◆ **Directive**: State how many lines of the listing below include the word "regular". Give only the number.

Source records

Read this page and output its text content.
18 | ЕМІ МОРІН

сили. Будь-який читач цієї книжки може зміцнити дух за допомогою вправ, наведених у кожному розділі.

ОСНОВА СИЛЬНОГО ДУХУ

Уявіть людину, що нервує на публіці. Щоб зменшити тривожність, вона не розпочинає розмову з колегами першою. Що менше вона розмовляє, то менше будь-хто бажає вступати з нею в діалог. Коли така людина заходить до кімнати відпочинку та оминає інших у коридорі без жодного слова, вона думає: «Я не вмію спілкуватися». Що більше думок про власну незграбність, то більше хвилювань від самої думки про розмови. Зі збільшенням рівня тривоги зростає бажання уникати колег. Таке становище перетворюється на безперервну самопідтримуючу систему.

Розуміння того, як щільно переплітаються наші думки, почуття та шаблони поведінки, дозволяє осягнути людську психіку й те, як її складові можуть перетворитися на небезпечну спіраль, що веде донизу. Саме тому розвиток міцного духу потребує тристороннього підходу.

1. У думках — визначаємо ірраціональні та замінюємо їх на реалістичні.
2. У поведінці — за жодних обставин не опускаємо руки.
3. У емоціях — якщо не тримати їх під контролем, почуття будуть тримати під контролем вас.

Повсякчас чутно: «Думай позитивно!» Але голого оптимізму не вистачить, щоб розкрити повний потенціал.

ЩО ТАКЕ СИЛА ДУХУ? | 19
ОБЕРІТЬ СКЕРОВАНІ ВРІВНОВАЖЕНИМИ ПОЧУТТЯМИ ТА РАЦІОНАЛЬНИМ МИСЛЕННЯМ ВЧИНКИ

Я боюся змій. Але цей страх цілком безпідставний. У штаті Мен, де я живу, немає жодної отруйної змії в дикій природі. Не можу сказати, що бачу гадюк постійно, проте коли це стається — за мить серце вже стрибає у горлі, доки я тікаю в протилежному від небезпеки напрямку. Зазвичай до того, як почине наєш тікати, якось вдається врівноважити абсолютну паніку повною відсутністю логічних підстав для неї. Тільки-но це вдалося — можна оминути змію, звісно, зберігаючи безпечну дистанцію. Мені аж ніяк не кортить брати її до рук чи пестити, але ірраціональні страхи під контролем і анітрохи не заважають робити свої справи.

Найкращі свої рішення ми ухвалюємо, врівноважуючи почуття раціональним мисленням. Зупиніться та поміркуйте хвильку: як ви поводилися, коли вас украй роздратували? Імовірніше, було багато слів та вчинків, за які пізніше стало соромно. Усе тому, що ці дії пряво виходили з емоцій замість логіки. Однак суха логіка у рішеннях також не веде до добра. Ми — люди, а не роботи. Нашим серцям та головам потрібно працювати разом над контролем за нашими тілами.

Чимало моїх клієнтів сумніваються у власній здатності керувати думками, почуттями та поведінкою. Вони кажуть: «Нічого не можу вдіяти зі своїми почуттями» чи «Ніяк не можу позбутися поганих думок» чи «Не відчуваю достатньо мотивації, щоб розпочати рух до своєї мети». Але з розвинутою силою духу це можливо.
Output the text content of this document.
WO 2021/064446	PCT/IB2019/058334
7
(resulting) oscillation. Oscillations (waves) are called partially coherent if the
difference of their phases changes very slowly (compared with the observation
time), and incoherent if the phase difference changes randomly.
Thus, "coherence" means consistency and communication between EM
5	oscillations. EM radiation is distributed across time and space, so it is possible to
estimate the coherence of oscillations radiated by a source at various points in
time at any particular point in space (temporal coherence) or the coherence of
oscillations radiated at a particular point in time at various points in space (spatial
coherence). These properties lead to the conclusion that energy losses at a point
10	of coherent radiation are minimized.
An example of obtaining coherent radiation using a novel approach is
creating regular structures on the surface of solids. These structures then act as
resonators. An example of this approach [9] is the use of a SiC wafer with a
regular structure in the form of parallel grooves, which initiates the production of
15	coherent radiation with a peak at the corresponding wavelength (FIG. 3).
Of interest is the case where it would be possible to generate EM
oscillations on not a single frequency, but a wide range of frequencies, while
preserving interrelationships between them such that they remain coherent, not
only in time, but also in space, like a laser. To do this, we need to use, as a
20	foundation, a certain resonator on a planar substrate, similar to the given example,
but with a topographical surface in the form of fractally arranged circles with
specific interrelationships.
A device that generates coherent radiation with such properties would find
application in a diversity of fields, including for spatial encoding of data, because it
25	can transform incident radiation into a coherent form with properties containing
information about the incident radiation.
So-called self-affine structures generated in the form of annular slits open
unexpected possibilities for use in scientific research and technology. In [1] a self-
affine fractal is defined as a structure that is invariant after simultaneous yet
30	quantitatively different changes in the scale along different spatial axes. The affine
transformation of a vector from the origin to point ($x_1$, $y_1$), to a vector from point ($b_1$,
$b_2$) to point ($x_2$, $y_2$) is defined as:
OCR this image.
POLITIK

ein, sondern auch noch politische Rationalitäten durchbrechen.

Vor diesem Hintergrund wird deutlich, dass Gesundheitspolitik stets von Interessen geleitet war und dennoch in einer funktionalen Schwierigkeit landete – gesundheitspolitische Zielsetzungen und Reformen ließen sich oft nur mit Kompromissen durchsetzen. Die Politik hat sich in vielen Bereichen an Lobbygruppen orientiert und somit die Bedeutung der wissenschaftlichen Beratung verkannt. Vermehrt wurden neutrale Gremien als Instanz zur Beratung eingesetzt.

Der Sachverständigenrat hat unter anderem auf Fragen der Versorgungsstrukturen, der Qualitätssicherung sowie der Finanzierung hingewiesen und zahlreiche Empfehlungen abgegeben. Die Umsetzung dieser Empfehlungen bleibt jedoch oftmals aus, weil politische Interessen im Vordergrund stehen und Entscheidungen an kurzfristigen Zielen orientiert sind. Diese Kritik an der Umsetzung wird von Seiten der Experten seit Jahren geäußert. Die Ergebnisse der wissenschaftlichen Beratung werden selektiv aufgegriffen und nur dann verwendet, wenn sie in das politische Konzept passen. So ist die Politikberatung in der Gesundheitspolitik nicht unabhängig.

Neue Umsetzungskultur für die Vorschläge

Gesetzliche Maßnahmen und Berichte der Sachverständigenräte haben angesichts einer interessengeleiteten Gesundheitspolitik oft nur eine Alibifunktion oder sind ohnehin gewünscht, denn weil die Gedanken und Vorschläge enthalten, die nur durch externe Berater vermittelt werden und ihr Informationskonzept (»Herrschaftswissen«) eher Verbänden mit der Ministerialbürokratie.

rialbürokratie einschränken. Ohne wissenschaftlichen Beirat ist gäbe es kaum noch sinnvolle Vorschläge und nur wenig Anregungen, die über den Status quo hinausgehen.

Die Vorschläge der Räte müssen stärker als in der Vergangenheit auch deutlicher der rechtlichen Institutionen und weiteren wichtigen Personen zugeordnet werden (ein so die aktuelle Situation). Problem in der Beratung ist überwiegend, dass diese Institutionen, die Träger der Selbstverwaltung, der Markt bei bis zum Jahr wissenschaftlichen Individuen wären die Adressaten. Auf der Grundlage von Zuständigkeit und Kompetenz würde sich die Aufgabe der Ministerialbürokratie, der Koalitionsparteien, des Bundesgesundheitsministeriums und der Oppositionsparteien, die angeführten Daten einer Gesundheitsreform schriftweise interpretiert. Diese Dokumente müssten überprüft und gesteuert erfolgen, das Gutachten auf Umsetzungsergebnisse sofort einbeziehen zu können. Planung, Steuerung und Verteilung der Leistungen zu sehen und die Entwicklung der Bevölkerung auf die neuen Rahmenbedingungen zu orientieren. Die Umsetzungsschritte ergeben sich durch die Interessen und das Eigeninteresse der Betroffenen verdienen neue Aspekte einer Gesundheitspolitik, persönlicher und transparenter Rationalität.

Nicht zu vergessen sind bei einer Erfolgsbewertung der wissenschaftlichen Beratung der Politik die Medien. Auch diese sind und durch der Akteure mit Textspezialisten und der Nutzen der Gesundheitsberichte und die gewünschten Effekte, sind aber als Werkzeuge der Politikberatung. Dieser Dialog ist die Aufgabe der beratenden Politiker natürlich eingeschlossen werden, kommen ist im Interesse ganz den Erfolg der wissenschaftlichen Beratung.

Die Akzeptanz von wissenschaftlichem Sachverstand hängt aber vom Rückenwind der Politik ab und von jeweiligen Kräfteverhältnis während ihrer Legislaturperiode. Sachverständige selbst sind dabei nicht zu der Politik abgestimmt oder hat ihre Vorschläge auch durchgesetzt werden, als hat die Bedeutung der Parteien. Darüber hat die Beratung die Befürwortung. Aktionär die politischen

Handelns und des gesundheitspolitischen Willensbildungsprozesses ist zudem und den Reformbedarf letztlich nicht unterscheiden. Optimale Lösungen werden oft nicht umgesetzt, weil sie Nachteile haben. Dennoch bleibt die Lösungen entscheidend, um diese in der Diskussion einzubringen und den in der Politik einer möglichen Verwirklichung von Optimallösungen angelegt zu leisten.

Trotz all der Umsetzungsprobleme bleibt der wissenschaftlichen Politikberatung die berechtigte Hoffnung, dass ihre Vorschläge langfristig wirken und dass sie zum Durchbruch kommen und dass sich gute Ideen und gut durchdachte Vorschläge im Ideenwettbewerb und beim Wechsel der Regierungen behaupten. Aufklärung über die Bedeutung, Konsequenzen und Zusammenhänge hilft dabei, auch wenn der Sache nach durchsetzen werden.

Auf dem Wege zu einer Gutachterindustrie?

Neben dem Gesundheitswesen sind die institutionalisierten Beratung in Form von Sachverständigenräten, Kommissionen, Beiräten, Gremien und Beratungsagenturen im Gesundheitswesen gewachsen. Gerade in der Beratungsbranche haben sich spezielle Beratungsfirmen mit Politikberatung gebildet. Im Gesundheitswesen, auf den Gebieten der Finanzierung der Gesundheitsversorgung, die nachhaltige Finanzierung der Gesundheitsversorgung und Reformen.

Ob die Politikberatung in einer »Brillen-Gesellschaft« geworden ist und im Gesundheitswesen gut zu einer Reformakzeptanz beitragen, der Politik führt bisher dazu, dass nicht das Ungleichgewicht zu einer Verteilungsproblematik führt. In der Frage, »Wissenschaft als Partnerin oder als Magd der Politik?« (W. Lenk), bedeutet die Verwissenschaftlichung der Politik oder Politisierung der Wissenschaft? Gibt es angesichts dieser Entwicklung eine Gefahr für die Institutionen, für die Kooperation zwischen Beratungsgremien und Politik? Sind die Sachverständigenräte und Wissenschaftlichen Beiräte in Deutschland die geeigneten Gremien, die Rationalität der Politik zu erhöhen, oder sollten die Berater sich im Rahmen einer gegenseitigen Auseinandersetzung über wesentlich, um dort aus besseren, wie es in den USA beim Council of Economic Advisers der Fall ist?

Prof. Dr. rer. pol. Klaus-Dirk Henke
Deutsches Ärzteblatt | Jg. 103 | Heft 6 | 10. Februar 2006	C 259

◆ **Answer below**: 2